**What you have to do:**
Output each entry exactly; skip nothing.

--------------------------------------------------

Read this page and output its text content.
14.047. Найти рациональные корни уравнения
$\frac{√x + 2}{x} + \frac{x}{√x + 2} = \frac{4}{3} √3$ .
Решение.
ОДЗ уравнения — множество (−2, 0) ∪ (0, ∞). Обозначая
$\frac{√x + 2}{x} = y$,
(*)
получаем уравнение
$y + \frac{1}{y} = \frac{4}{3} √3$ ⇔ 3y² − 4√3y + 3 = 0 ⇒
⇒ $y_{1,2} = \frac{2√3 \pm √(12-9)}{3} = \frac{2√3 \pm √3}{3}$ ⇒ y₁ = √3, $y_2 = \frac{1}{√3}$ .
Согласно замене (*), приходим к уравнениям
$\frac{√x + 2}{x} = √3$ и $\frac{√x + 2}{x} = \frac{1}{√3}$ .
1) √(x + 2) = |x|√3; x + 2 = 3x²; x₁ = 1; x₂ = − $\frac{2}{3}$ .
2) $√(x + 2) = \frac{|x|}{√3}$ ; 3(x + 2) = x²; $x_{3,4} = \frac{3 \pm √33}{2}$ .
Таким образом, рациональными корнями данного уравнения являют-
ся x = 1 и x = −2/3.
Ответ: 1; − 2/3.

--------------------------------------------------

**Response to the task:**
Read this page and output its text content.
14.047. Найти рациональные корни уравнения
$\frac{√x + 2}{x} + \frac{x}{√x + 2} = \frac{4}{3} √3$ .
Решение.
ОДЗ уравнения — множество (−2, 0) ∪ (0, ∞). Обозначая
$\frac{√x + 2}{x} = y$,
(*)
получаем уравнение
$y + \frac{1}{y} = \frac{4}{3} √3$ ⇔ 3y² − 4√3y + 3 = 0 ⇒
⇒ $y_{1,2} = \frac{2√3 \pm √(12-9)}{3} = \frac{2√3 \pm √3}{3}$ ⇒ y₁ = √3, $y_2 = \frac{1}{√3}$ .
Согласно замене (*), приходим к уравнениям
$\frac{√x + 2}{x} = √3$ и $\frac{√x + 2}{x} = \frac{1}{√3}$ .
1) √(x + 2) = |x|√3; x + 2 = 3x²; x₁ = 1; x₂ = − $\frac{2}{3}$ .
2) $√(x + 2) = \frac{|x|}{√3}$ ; 3(x + 2) = x²; $x_{3,4} = \frac{3 \pm √33}{2}$ .
Таким образом, рациональными корнями данного уравнения являют-
ся x = 1 и x = −2/3.
Ответ: 1; − 2/3.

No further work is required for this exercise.